--- Recorded data ---

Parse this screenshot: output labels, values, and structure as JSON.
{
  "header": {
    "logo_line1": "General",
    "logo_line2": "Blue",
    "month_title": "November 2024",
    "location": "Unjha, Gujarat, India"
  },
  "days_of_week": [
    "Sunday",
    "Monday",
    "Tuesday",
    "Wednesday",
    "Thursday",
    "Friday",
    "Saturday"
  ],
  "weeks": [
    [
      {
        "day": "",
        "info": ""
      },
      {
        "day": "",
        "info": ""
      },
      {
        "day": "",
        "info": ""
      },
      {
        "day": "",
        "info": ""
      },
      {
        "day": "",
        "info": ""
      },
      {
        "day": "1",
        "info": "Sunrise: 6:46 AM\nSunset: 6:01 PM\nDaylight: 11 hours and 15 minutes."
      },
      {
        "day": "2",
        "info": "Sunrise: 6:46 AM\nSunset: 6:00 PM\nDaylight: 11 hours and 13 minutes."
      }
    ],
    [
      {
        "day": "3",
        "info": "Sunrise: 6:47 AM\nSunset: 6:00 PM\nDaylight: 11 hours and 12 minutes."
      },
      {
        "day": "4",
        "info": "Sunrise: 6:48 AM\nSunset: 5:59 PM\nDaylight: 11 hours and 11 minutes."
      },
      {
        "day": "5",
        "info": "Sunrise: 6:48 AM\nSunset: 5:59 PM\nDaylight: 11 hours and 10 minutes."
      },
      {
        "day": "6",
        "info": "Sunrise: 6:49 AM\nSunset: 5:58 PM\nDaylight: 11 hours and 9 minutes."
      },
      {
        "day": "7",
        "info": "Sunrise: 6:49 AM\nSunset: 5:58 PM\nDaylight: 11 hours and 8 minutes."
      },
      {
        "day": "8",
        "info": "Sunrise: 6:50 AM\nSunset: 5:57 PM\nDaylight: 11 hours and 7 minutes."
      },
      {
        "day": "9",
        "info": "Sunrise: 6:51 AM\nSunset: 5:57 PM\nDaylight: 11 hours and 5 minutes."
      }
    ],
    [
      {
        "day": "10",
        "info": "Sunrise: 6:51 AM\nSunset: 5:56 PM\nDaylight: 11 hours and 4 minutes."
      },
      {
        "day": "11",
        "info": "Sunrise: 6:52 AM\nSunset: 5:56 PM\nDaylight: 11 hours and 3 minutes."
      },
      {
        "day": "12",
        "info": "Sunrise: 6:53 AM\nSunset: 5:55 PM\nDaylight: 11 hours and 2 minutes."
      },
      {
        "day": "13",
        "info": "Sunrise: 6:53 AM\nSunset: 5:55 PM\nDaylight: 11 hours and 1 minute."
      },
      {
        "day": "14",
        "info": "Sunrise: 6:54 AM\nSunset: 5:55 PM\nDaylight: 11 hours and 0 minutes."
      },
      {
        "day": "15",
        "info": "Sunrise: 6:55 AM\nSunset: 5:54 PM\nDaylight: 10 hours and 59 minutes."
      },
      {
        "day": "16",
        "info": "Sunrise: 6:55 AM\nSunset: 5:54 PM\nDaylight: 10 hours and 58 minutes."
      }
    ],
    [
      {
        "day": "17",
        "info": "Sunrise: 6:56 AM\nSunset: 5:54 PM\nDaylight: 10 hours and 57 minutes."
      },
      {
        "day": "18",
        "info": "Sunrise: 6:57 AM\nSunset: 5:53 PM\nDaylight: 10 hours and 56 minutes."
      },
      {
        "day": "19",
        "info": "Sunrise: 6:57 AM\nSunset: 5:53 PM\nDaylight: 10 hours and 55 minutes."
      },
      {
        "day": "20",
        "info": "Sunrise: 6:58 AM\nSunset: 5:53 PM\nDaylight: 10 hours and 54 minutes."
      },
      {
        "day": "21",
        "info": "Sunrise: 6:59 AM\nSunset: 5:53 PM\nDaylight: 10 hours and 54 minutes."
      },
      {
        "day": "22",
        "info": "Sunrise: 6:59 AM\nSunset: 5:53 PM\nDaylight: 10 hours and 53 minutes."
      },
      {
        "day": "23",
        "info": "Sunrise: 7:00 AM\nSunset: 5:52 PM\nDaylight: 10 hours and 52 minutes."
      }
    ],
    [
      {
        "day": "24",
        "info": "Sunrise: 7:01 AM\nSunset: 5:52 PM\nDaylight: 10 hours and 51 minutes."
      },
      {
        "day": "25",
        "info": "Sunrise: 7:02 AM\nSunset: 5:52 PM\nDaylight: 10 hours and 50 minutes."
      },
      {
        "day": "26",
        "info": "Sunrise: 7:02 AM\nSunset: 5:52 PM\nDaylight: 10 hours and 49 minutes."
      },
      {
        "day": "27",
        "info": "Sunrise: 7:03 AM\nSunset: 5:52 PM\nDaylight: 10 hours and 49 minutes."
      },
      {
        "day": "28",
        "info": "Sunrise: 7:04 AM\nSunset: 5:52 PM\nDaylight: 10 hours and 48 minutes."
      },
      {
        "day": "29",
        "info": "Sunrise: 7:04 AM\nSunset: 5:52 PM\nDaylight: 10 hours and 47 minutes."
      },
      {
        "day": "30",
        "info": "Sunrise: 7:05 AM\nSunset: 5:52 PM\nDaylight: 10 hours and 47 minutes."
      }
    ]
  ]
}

---

▸ **Given request**
Repeat all the entries word for word.

▸ **Expected answer**
Parse this screenshot: output labels, values, and structure as JSON.
{
  "header": {
    "logo_line1": "General",
    "logo_line2": "Blue",
    "month_title": "November 2024",
    "location": "Unjha, Gujarat, India"
  },
  "days_of_week": [
    "Sunday",
    "Monday",
    "Tuesday",
    "Wednesday",
    "Thursday",
    "Friday",
    "Saturday"
  ],
  "weeks": [
    [
      {
        "day": "",
        "info": ""
      },
      {
        "day": "",
        "info": ""
      },
      {
        "day": "",
        "info": ""
      },
      {
        "day": "",
        "info": ""
      },
      {
        "day": "",
        "info": ""
      },
      {
        "day": "1",
        "info": "Sunrise: 6:46 AM\nSunset: 6:01 PM\nDaylight: 11 hours and 15 minutes."
      },
      {
        "day": "2",
        "info": "Sunrise: 6:46 AM\nSunset: 6:00 PM\nDaylight: 11 hours and 13 minutes."
      }
    ],
    [
      {
        "day": "3",
        "info": "Sunrise: 6:47 AM\nSunset: 6:00 PM\nDaylight: 11 hours and 12 minutes."
      },
      {
        "day": "4",
        "info": "Sunrise: 6:48 AM\nSunset: 5:59 PM\nDaylight: 11 hours and 11 minutes."
      },
      {
        "day": "5",
        "info": "Sunrise: 6:48 AM\nSunset: 5:59 PM\nDaylight: 11 hours and 10 minutes."
      },
      {
        "day": "6",
        "info": "Sunrise: 6:49 AM\nSunset: 5:58 PM\nDaylight: 11 hours and 9 minutes."
      },
      {
        "day": "7",
        "info": "Sunrise: 6:49 AM\nSunset: 5:58 PM\nDaylight: 11 hours and 8 minutes."
      },
      {
        "day": "8",
        "info": "Sunrise: 6:50 AM\nSunset: 5:57 PM\nDaylight: 11 hours and 7 minutes."
      },
      {
        "day": "9",
        "info": "Sunrise: 6:51 AM\nSunset: 5:57 PM\nDaylight: 11 hours and 5 minutes."
      }
    ],
    [
      {
        "day": "10",
        "info": "Sunrise: 6:51 AM\nSunset: 5:56 PM\nDaylight: 11 hours and 4 minutes."
      },
      {
        "day": "11",
        "info": "Sunrise: 6:52 AM\nSunset: 5:56 PM\nDaylight: 11 hours and 3 minutes."
      },
      {
        "day": "12",
        "info": "Sunrise: 6:53 AM\nSunset: 5:55 PM\nDaylight: 11 hours and 2 minutes."
      },
      {
        "day": "13",
        "info": "Sunrise: 6:53 AM\nSunset: 5:55 PM\nDaylight: 11 hours and 1 minute."
      },
      {
        "day": "14",
        "info": "Sunrise: 6:54 AM\nSunset: 5:55 PM\nDaylight: 11 hours and 0 minutes."
      },
      {
        "day": "15",
        "info": "Sunrise: 6:55 AM\nSunset: 5:54 PM\nDaylight: 10 hours and 59 minutes."
      },
      {
        "day": "16",
        "info": "Sunrise: 6:55 AM\nSunset: 5:54 PM\nDaylight: 10 hours and 58 minutes."
      }
    ],
    [
      {
        "day": "17",
        "info": "Sunrise: 6:56 AM\nSunset: 5:54 PM\nDaylight: 10 hours and 57 minutes."
      },
      {
        "day": "18",
        "info": "Sunrise: 6:57 AM\nSunset: 5:53 PM\nDaylight: 10 hours and 56 minutes."
      },
      {
        "day": "19",
        "info": "Sunrise: 6:57 AM\nSunset: 5:53 PM\nDaylight: 10 hours and 55 minutes."
      },
      {
        "day": "20",
        "info": "Sunrise: 6:58 AM\nSunset: 5:53 PM\nDaylight: 10 hours and 54 minutes."
      },
      {
        "day": "21",
        "info": "Sunrise: 6:59 AM\nSunset: 5:53 PM\nDaylight: 10 hours and 54 minutes."
      },
      {
        "day": "22",
        "info": "Sunrise: 6:59 AM\nSunset: 5:53 PM\nDaylight: 10 hours and 53 minutes."
      },
      {
        "day": "23",
        "info": "Sunrise: 7:00 AM\nSunset: 5:52 PM\nDaylight: 10 hours and 52 minutes."
      }
    ],
    [
      {
        "day": "24",
        "info": "Sunrise: 7:01 AM\nSunset: 5:52 PM\nDaylight: 10 hours and 51 minutes."
      },
      {
        "day": "25",
        "info": "Sunrise: 7:02 AM\nSunset: 5:52 PM\nDaylight: 10 hours and 50 minutes."
      },
      {
        "day": "26",
        "info": "Sunrise: 7:02 AM\nSunset: 5:52 PM\nDaylight: 10 hours and 49 minutes."
      },
      {
        "day": "27",
        "info": "Sunrise: 7:03 AM\nSunset: 5:52 PM\nDaylight: 10 hours and 49 minutes."
      },
      {
        "day": "28",
        "info": "Sunrise: 7:04 AM\nSunset: 5:52 PM\nDaylight: 10 hours and 48 minutes."
      },
      {
        "day": "29",
        "info": "Sunrise: 7:04 AM\nSunset: 5:52 PM\nDaylight: 10 hours and 47 minutes."
      },
      {
        "day": "30",
        "info": "Sunrise: 7:05 AM\nSunset: 5:52 PM\nDaylight: 10 hours and 47 minutes."
      }
    ]
  ]
}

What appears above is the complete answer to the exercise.